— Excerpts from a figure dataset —

···

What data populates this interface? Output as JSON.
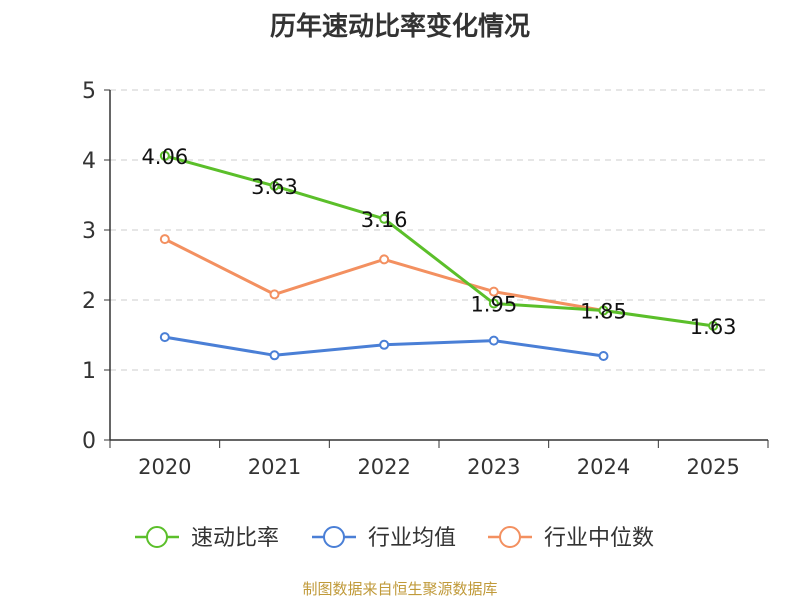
{
  "chart_data": {
    "type": "line",
    "title": "历年速动比率变化情况",
    "categories": [
      "2020",
      "2021",
      "2022",
      "2023",
      "2024",
      "2025"
    ],
    "ylim": [
      0,
      5
    ],
    "yticks": [
      0,
      1,
      2,
      3,
      4,
      5
    ],
    "grid": true,
    "legend_position": "bottom",
    "series": [
      {
        "name": "速动比率",
        "color": "#5bbf2a",
        "values": [
          4.06,
          3.63,
          3.16,
          1.95,
          1.85,
          1.63
        ],
        "show_labels": true
      },
      {
        "name": "行业均值",
        "color": "#4a7fd6",
        "values": [
          1.47,
          1.21,
          1.36,
          1.42,
          1.2,
          null
        ],
        "show_labels": false
      },
      {
        "name": "行业中位数",
        "color": "#f39060",
        "values": [
          2.87,
          2.08,
          2.58,
          2.12,
          1.85,
          null
        ],
        "show_labels": false
      }
    ]
  },
  "footer": {
    "source": "制图数据来自恒生聚源数据库"
  }
}
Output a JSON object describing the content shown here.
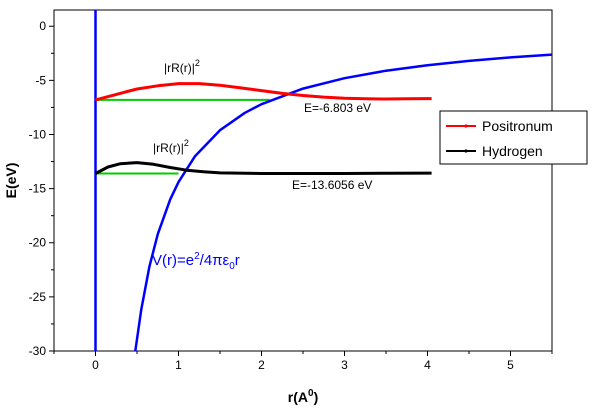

···

— EXERCISE DIRECTIONS —
Without including any pictures, print all of the material exactly as given.

— REPLY —
What data populates this interface? Output as JSON.
{
  "chart_data": {
    "type": "line",
    "title": "历年速动比率变化情况",
    "categories": [
      "2020",
      "2021",
      "2022",
      "2023",
      "2024",
      "2025"
    ],
    "ylim": [
      0,
      5
    ],
    "yticks": [
      0,
      1,
      2,
      3,
      4,
      5
    ],
    "grid": true,
    "legend_position": "bottom",
    "series": [
      {
        "name": "速动比率",
        "color": "#5bbf2a",
        "values": [
          4.06,
          3.63,
          3.16,
          1.95,
          1.85,
          1.63
        ],
        "show_labels": true
      },
      {
        "name": "行业均值",
        "color": "#4a7fd6",
        "values": [
          1.47,
          1.21,
          1.36,
          1.42,
          1.2,
          null
        ],
        "show_labels": false
      },
      {
        "name": "行业中位数",
        "color": "#f39060",
        "values": [
          2.87,
          2.08,
          2.58,
          2.12,
          1.85,
          null
        ],
        "show_labels": false
      }
    ]
  },
  "footer": {
    "source": "制图数据来自恒生聚源数据库"
  }
}
Output a JSON object describing the content shown here.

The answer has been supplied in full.